> _Provided information_:
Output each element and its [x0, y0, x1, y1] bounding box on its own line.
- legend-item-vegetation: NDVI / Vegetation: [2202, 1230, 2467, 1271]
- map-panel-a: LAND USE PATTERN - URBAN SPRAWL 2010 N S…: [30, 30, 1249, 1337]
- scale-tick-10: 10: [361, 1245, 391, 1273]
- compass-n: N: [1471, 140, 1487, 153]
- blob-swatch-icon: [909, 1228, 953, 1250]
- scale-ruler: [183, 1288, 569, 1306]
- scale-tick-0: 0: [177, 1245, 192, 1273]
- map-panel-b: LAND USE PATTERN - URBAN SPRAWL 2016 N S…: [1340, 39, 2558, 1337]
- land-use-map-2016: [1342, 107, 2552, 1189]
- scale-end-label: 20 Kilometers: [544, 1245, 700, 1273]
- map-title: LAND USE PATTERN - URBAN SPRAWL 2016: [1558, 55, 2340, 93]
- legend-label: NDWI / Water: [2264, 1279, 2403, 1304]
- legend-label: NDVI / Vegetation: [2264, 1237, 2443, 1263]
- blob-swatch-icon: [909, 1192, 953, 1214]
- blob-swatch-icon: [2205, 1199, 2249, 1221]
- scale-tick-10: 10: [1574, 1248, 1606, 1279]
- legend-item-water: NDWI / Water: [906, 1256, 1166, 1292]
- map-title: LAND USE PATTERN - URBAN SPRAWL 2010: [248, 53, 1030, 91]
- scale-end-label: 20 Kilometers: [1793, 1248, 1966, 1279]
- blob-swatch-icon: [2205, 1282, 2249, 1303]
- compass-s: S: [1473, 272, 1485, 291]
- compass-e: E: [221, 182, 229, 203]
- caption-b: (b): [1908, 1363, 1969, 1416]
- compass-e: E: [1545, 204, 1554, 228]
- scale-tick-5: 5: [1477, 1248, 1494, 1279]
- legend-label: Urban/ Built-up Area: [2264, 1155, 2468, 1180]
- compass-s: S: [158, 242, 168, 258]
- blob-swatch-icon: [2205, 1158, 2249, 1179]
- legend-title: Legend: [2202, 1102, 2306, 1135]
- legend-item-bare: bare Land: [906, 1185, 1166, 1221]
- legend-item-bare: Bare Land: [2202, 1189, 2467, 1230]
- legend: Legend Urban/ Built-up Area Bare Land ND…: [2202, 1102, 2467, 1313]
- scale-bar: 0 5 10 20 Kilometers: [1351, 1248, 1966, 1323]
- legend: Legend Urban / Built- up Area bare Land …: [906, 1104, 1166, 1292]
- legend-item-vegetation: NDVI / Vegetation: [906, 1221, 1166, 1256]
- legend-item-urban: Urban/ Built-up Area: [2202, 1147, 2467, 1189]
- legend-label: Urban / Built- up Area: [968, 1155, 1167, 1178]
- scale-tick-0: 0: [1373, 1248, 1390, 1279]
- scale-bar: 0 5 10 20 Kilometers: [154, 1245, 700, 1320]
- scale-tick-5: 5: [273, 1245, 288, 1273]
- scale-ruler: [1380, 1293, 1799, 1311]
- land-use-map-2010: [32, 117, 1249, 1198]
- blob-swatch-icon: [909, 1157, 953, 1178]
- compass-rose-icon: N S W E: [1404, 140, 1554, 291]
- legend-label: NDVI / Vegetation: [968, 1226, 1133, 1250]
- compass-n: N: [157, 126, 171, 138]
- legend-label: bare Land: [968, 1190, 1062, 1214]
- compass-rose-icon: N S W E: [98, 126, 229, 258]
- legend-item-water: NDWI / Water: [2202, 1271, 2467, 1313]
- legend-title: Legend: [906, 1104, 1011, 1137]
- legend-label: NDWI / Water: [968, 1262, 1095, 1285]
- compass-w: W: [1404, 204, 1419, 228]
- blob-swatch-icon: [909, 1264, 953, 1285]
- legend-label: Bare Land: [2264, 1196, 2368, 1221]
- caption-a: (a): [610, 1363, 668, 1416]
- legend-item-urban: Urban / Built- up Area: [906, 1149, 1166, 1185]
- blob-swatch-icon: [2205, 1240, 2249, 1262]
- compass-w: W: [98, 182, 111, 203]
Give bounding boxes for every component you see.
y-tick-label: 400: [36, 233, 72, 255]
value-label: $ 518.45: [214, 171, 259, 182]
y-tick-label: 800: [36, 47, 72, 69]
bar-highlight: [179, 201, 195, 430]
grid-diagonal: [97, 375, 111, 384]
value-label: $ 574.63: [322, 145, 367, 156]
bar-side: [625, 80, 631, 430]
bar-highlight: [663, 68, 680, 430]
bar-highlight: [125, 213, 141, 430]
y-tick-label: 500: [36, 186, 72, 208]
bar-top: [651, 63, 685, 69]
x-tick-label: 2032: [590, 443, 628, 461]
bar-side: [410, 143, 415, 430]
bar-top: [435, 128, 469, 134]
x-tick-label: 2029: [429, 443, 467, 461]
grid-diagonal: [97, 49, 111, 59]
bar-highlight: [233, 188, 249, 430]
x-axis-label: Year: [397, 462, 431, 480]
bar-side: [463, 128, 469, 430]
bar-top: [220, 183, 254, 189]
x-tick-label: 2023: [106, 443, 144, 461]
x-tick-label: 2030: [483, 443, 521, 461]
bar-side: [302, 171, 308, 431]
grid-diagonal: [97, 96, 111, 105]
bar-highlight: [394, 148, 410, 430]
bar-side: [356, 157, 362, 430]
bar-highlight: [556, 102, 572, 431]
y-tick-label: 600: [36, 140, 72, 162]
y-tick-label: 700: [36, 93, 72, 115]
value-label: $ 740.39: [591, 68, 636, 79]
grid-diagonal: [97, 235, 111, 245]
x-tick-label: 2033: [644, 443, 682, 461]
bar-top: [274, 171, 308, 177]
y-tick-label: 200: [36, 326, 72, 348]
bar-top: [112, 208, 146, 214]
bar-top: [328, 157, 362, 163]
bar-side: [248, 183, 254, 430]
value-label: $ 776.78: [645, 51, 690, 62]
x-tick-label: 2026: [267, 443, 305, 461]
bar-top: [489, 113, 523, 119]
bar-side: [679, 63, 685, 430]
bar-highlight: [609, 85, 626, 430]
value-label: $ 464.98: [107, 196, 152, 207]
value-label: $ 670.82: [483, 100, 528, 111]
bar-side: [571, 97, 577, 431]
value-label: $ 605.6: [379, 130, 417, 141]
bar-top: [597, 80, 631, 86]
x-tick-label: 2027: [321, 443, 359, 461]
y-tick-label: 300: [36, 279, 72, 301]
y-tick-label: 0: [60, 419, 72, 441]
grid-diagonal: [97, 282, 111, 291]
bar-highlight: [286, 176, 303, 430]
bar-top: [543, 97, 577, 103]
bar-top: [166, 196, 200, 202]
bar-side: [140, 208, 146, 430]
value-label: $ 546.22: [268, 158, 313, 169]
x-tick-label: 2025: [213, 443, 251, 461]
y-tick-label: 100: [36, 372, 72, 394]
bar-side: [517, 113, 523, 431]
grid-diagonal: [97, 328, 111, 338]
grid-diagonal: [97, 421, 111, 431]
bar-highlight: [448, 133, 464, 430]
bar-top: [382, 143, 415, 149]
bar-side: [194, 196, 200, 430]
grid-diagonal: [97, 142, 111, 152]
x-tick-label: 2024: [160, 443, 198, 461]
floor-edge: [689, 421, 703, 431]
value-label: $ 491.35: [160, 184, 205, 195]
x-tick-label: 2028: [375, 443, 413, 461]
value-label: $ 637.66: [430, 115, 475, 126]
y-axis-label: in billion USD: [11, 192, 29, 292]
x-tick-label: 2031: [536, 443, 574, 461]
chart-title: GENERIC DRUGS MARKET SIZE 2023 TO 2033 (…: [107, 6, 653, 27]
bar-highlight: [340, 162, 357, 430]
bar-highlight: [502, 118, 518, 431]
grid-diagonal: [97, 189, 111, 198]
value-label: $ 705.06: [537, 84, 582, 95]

> _Problem description_:
Convert every line of the records above into a Markdown table with the columns "Index" and "Text", putting the row number under "Index" and the line under "Text". Leave out blank lines.

> _Exercise answer_:
| Index | Text |
|---|---|
| 1 | Output each element and its [x0, y0, x1, y1] bounding box on its own line. |
| 2 | - legend-item-vegetation: NDVI / Vegetation: [2202, 1230, 2467, 1271] |
| 3 | - map-panel-a: LAND USE PATTERN - URBAN SPRAWL 2010 N S…: [30, 30, 1249, 1337] |
| 4 | - scale-tick-10: 10: [361, 1245, 391, 1273] |
| 5 | - compass-n: N: [1471, 140, 1487, 153] |
| 6 | - blob-swatch-icon: [909, 1228, 953, 1250] |
| 7 | - scale-ruler: [183, 1288, 569, 1306] |
| 8 | - scale-tick-0: 0: [177, 1245, 192, 1273] |
| 9 | - map-panel-b: LAND USE PATTERN - URBAN SPRAWL 2016 N S…: [1340, 39, 2558, 1337] |
| 10 | - land-use-map-2016: [1342, 107, 2552, 1189] |
| 11 | - scale-end-label: 20 Kilometers: [544, 1245, 700, 1273] |
| 12 | - map-title: LAND USE PATTERN - URBAN SPRAWL 2016: [1558, 55, 2340, 93] |
| 13 | - legend-label: NDWI / Water: [2264, 1279, 2403, 1304] |
| 14 | - legend-label: NDVI / Vegetation: [2264, 1237, 2443, 1263] |
| 15 | - blob-swatch-icon: [909, 1192, 953, 1214] |
| 16 | - blob-swatch-icon: [2205, 1199, 2249, 1221] |
| 17 | - scale-tick-10: 10: [1574, 1248, 1606, 1279] |
| 18 | - legend-item-water: NDWI / Water: [906, 1256, 1166, 1292] |
| 19 | - map-title: LAND USE PATTERN - URBAN SPRAWL 2010: [248, 53, 1030, 91] |
| 20 | - scale-end-label: 20 Kilometers: [1793, 1248, 1966, 1279] |
| 21 | - blob-swatch-icon: [2205, 1282, 2249, 1303] |
| 22 | - compass-s: S: [1473, 272, 1485, 291] |
| 23 | - compass-e: E: [221, 182, 229, 203] |
| 24 | - caption-b: (b): [1908, 1363, 1969, 1416] |
| 25 | - compass-e: E: [1545, 204, 1554, 228] |
| 26 | - scale-tick-5: 5: [1477, 1248, 1494, 1279] |
| 27 | - legend-label: Urban/ Built-up Area: [2264, 1155, 2468, 1180] |
| 28 | - compass-s: S: [158, 242, 168, 258] |
| 29 | - blob-swatch-icon: [2205, 1158, 2249, 1179] |
| 30 | - legend-title: Legend: [2202, 1102, 2306, 1135] |
| 31 | - legend-item-bare: bare Land: [906, 1185, 1166, 1221] |
| 32 | - legend-item-bare: Bare Land: [2202, 1189, 2467, 1230] |
| 33 | - legend: Legend Urban/ Built-up Area Bare Land ND…: [2202, 1102, 2467, 1313] |
| 34 | - scale-bar: 0 5 10 20 Kilometers: [1351, 1248, 1966, 1323] |
| 35 | - legend: Legend Urban / Built- up Area bare Land …: [906, 1104, 1166, 1292] |
| 36 | - legend-item-vegetation: NDVI / Vegetation: [906, 1221, 1166, 1256] |
| 37 | - legend-item-urban: Urban/ Built-up Area: [2202, 1147, 2467, 1189] |
| 38 | - legend-label: Urban / Built- up Area: [968, 1155, 1167, 1178] |
| 39 | - scale-tick-0: 0: [1373, 1248, 1390, 1279] |
| 40 | - scale-bar: 0 5 10 20 Kilometers: [154, 1245, 700, 1320] |
| 41 | - scale-tick-5: 5: [273, 1245, 288, 1273] |
| 42 | - scale-ruler: [1380, 1293, 1799, 1311] |
| 43 | - land-use-map-2010: [32, 117, 1249, 1198] |
| 44 | - blob-swatch-icon: [909, 1157, 953, 1178] |
| 45 | - compass-rose-icon: N S W E: [1404, 140, 1554, 291] |
| 46 | - legend-label: NDVI / Vegetation: [968, 1226, 1133, 1250] |
| 47 | - compass-n: N: [157, 126, 171, 138] |
| 48 | - legend-label: bare Land: [968, 1190, 1062, 1214] |
| 49 | - compass-rose-icon: N S W E: [98, 126, 229, 258] |
| 50 | - legend-item-water: NDWI / Water: [2202, 1271, 2467, 1313] |
| 51 | - legend-title: Legend: [906, 1104, 1011, 1137] |
| 52 | - legend-label: NDWI / Water: [968, 1262, 1095, 1285] |
| 53 | - compass-w: W: [1404, 204, 1419, 228] |
| 54 | - blob-swatch-icon: [909, 1264, 953, 1285] |
| 55 | - legend-label: Bare Land: [2264, 1196, 2368, 1221] |
| 56 | - caption-a: (a): [610, 1363, 668, 1416] |
| 57 | - legend-item-urban: Urban / Built- up Area: [906, 1149, 1166, 1185] |
| 58 | - blob-swatch-icon: [2205, 1240, 2249, 1262] |
| 59 | - compass-w: W: [98, 182, 111, 203] |
| 60 | Give bounding boxes for every component you see. |
| 61 | y-tick-label: 400: [36, 233, 72, 255] |
| 62 | value-label: $ 518.45: [214, 171, 259, 182] |
| 63 | y-tick-label: 800: [36, 47, 72, 69] |
| 64 | bar-highlight: [179, 201, 195, 430] |
| 65 | grid-diagonal: [97, 375, 111, 384] |
| 66 | value-label: $ 574.63: [322, 145, 367, 156] |
| 67 | bar-side: [625, 80, 631, 430] |
| 68 | bar-highlight: [663, 68, 680, 430] |
| 69 | bar-highlight: [125, 213, 141, 430] |
| 70 | y-tick-label: 500: [36, 186, 72, 208] |
| 71 | bar-top: [651, 63, 685, 69] |
| 72 | x-tick-label: 2032: [590, 443, 628, 461] |
| 73 | bar-side: [410, 143, 415, 430] |
| 74 | bar-top: [435, 128, 469, 134] |
| 75 | x-tick-label: 2029: [429, 443, 467, 461] |
| 76 | grid-diagonal: [97, 49, 111, 59] |
| 77 | bar-highlight: [233, 188, 249, 430] |
| 78 | x-axis-label: Year: [397, 462, 431, 480] |
| 79 | bar-side: [463, 128, 469, 430] |
| 80 | bar-top: [220, 183, 254, 189] |
| 81 | x-tick-label: 2023: [106, 443, 144, 461] |
| 82 | x-tick-label: 2030: [483, 443, 521, 461] |
| 83 | bar-side: [302, 171, 308, 431] |
| 84 | grid-diagonal: [97, 96, 111, 105] |
| 85 | bar-highlight: [394, 148, 410, 430] |
| 86 | bar-side: [356, 157, 362, 430] |
| 87 | bar-highlight: [556, 102, 572, 431] |
| 88 | y-tick-label: 600: [36, 140, 72, 162] |
| 89 | y-tick-label: 700: [36, 93, 72, 115] |
| 90 | value-label: $ 740.39: [591, 68, 636, 79] |
| 91 | grid-diagonal: [97, 235, 111, 245] |
| 92 | x-tick-label: 2033: [644, 443, 682, 461] |
| 93 | bar-top: [274, 171, 308, 177] |
| 94 | y-tick-label: 200: [36, 326, 72, 348] |
| 95 | bar-top: [112, 208, 146, 214] |
| 96 | bar-top: [328, 157, 362, 163] |
| 97 | bar-side: [248, 183, 254, 430] |
| 98 | value-label: $ 776.78: [645, 51, 690, 62] |
| 99 | x-tick-label: 2026: [267, 443, 305, 461] |
| 100 | bar-top: [489, 113, 523, 119] |
| 101 | bar-side: [679, 63, 685, 430] |
| 102 | bar-highlight: [609, 85, 626, 430] |
| 103 | value-label: $ 464.98: [107, 196, 152, 207] |
| 104 | value-label: $ 670.82: [483, 100, 528, 111] |
| 105 | bar-side: [571, 97, 577, 431] |
| 106 | value-label: $ 605.6: [379, 130, 417, 141] |
| 107 | bar-top: [597, 80, 631, 86] |
| 108 | x-tick-label: 2027: [321, 443, 359, 461] |
| 109 | y-tick-label: 300: [36, 279, 72, 301] |
| 110 | y-tick-label: 0: [60, 419, 72, 441] |
| 111 | grid-diagonal: [97, 282, 111, 291] |
| 112 | bar-highlight: [286, 176, 303, 430] |
| 113 | bar-top: [543, 97, 577, 103] |
| 114 | bar-top: [166, 196, 200, 202] |
| 115 | bar-side: [140, 208, 146, 430] |
| 116 | value-label: $ 546.22: [268, 158, 313, 169] |
| 117 | x-tick-label: 2025: [213, 443, 251, 461] |
| 118 | y-tick-label: 100: [36, 372, 72, 394] |
| 119 | bar-side: [517, 113, 523, 431] |
| 120 | grid-diagonal: [97, 328, 111, 338] |
| 121 | grid-diagonal: [97, 421, 111, 431] |
| 122 | bar-highlight: [448, 133, 464, 430] |
| 123 | bar-top: [382, 143, 415, 149] |
| 124 | bar-side: [194, 196, 200, 430] |
| 125 | grid-diagonal: [97, 142, 111, 152] |
| 126 | x-tick-label: 2024: [160, 443, 198, 461] |
| 127 | floor-edge: [689, 421, 703, 431] |
| 128 | value-label: $ 491.35: [160, 184, 205, 195] |
| 129 | x-tick-label: 2028: [375, 443, 413, 461] |
| 130 | value-label: $ 637.66: [430, 115, 475, 126] |
| 131 | y-axis-label: in billion USD: [11, 192, 29, 292] |
| 132 | x-tick-label: 2031: [536, 443, 574, 461] |
| 133 | chart-title: GENERIC DRUGS MARKET SIZE 2023 TO 2033 (…: [107, 6, 653, 27] |
| 134 | bar-highlight: [340, 162, 357, 430] |
| 135 | bar-highlight: [502, 118, 518, 431] |
| 136 | grid-diagonal: [97, 189, 111, 198] |
| 137 | value-label: $ 705.06: [537, 84, 582, 95] |